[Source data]
□ □ □ □ □ □ □

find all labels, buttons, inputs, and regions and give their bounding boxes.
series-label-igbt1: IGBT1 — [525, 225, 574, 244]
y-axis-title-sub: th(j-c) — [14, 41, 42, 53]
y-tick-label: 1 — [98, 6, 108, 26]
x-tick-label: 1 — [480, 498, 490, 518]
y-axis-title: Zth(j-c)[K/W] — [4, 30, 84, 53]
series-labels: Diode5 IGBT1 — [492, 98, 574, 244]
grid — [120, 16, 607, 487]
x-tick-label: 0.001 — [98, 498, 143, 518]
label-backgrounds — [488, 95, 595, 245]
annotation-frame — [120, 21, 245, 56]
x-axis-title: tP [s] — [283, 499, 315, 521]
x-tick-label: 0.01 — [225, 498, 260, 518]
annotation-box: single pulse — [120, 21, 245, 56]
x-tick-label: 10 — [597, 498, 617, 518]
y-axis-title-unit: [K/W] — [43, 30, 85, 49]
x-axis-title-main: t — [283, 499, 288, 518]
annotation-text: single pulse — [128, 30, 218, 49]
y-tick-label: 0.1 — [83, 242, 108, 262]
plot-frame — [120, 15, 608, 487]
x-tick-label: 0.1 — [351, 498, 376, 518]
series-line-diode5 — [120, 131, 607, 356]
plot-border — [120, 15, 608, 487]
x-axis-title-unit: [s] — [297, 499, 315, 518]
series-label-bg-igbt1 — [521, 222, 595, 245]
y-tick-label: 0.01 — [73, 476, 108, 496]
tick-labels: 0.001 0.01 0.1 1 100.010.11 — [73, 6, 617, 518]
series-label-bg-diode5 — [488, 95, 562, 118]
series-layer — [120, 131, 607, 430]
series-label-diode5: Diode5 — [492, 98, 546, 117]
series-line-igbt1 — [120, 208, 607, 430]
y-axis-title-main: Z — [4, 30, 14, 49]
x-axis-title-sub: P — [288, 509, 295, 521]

□ □ □ □ □ □ □

Edit the records above by changing every "x-tick-label" to "x-axis-tick-label" and leaving everything else unchanged, then give all the lines again.

#### EXERCISE OUTPUT
find all labels, buttons, inputs, and regions and give their bounding boxes.
series-label-igbt1: IGBT1 — [525, 225, 574, 244]
y-axis-title-sub: th(j-c) — [14, 41, 42, 53]
y-tick-label: 1 — [98, 6, 108, 26]
x-axis-tick-label: 1 — [480, 498, 490, 518]
y-axis-title: Zth(j-c)[K/W] — [4, 30, 84, 53]
series-labels: Diode5 IGBT1 — [492, 98, 574, 244]
grid — [120, 16, 607, 487]
x-axis-tick-label: 0.001 — [98, 498, 143, 518]
label-backgrounds — [488, 95, 595, 245]
annotation-frame — [120, 21, 245, 56]
x-axis-title: tP [s] — [283, 499, 315, 521]
x-axis-tick-label: 0.01 — [225, 498, 260, 518]
annotation-box: single pulse — [120, 21, 245, 56]
x-axis-tick-label: 10 — [597, 498, 617, 518]
y-axis-title-unit: [K/W] — [43, 30, 85, 49]
x-axis-title-main: t — [283, 499, 288, 518]
annotation-text: single pulse — [128, 30, 218, 49]
y-tick-label: 0.1 — [83, 242, 108, 262]
plot-frame — [120, 15, 608, 487]
x-axis-tick-label: 0.1 — [351, 498, 376, 518]
series-line-diode5 — [120, 131, 607, 356]
plot-border — [120, 15, 608, 487]
x-axis-title-unit: [s] — [297, 499, 315, 518]
series-label-bg-igbt1 — [521, 222, 595, 245]
y-tick-label: 0.01 — [73, 476, 108, 496]
tick-labels: 0.001 0.01 0.1 1 100.010.11 — [73, 6, 617, 518]
series-label-bg-diode5 — [488, 95, 562, 118]
series-layer — [120, 131, 607, 430]
series-label-diode5: Diode5 — [492, 98, 546, 117]
series-line-igbt1 — [120, 208, 607, 430]
y-axis-title-main: Z — [4, 30, 14, 49]
x-axis-title-sub: P — [288, 509, 295, 521]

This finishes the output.